START Text section

Banks bet on a fractured Europe

While the world sweats it out waiting on a decision for or against a 'Grexit', Europe's financial institutions have already positioned themselves for a fragmented eurozone.

Earlier this month, I asked the leaders of a group of US-based companies what – if anything – they were doing to prepare for "Grexit”, or a possible exit of Greece from the eurozone. The responses from the manufacturers were rather vague.

The bankers, however, were alarmingly precise: amid all the speculation about Grexit, they told me, banks are increasingly reordering their European exposure along national lines, in terms of asset-liability matching, just in case the region splits apart. Thus, if a bank has loans to Spanish borrowers, say, it is trying to cover these with funding from Spain, rather than from Germany. Similarly, when it comes to hedging derivatives and foreign exchange deals, or measuring their risk, Italian counterparties are treated differently from Finnish counterparties, say.

The halcyon days of banks looking on the eurozone as a single currency bloc are over; cross-border risk matters. To put it another way, while pundits engage in an abstract debate about a possible break-up, fracture has already arrived for many banks' risk management departments, at least when it comes to ALM in their eurozone books.

It is difficult to overstate the significance of this, or the potential hidden costs. As a report from the European Central Bank last month notes, until 2007 the eurozone seemed to be on a glide path towards steadily rising levels of financial integration, which was delivering big economic benefits, by cutting the cost of capital.

But since then, the ECB says, progress has gone into reverse, since "the financial crisis has led to a marked deterioration in European financial integration”; and since late 2011 "the integration of the euro area financial system [has] deteriorated further". The most visible sign of this, extensively quantified in the ECB report, is that spreads have jumped between sovereign bonds, and the funding costs of different sets of national banks. Cross-border interbank lending has shrunk, too.

But ALM trends are equally important. Sadly, nobody seems to have tried to quantify the scale of this shift; risk managers tend to be very secretive about their internal practices and some have only started to reorganise their books quite recently. But the banking world is full of anecdotes about how European and US banks are trying to match their lenders and borrowers within national borders – and the growing headaches this poses.

END Text section
START Study material

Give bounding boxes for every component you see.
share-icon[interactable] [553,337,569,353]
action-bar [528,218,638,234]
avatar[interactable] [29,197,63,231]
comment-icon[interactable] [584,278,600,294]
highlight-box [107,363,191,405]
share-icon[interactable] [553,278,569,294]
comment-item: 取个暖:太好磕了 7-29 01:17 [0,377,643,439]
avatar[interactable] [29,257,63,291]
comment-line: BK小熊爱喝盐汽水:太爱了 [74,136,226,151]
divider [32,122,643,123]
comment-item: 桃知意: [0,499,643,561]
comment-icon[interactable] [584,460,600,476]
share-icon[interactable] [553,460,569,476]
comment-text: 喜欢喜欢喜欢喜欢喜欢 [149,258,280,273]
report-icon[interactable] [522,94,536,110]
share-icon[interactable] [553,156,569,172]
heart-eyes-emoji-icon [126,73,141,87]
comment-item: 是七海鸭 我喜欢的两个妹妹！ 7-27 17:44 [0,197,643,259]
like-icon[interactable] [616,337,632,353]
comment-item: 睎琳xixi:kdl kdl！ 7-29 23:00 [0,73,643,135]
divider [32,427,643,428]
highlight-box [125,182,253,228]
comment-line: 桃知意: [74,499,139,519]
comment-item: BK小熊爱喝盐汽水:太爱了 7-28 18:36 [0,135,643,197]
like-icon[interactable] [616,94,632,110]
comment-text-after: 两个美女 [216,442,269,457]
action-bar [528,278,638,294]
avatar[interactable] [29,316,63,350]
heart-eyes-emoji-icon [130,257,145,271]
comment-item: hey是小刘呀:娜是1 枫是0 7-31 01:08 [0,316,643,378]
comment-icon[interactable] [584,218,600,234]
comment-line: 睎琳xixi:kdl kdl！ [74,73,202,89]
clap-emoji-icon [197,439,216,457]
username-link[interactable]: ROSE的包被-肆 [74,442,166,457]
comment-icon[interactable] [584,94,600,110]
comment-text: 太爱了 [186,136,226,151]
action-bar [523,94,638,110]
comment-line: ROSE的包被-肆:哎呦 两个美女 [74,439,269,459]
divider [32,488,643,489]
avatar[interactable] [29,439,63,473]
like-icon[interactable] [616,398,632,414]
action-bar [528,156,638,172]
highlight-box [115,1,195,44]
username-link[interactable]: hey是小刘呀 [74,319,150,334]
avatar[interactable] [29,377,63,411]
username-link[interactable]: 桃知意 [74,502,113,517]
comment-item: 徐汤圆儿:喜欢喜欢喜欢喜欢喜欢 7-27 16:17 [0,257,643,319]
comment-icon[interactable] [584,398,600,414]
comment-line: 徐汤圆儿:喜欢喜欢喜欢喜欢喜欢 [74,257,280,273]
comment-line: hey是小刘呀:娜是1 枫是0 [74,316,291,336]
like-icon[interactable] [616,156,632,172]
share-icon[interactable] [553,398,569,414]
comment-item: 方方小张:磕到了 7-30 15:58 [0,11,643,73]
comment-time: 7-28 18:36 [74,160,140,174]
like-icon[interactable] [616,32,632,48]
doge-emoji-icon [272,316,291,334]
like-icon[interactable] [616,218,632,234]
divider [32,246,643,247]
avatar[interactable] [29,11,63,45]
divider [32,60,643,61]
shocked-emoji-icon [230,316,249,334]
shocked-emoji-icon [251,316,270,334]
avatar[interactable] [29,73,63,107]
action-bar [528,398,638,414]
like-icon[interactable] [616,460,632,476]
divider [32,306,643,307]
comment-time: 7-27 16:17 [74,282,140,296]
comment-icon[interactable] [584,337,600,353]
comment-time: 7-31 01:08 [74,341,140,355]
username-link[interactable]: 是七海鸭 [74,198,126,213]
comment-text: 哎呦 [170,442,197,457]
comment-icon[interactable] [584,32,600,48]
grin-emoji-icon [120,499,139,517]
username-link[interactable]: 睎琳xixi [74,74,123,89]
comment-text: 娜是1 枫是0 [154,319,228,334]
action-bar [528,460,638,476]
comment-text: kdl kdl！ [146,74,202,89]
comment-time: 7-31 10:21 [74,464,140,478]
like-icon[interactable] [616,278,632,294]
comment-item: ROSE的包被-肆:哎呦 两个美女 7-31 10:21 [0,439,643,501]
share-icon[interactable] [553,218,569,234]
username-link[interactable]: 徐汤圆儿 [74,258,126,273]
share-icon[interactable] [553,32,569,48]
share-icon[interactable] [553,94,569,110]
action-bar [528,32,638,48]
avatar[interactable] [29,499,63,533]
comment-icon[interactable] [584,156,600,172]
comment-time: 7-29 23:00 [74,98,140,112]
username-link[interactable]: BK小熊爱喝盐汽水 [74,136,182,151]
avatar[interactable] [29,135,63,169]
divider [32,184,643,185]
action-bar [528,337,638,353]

END Study material

## Directions
Revise the passage from the text on European banks that begins with "The halcyon days" and stops after "cost of capital.", replacing "halcyon" with "carefree".

## Worked solution
The carefree days of banks looking on the eurozone as a single currency bloc are over; cross-border risk matters. To put it another way, while pundits engage in an abstract debate about a possible break-up, fracture has already arrived for many banks' risk management departments, at least when it comes to ALM in their eurozone books.

It is difficult to overstate the significance of this, or the potential hidden costs. As a report from the European Central Bank last month notes, until 2007 the eurozone seemed to be on a glide path towards steadily rising levels of financial integration, which was delivering big economic benefits, by cutting the cost of capital.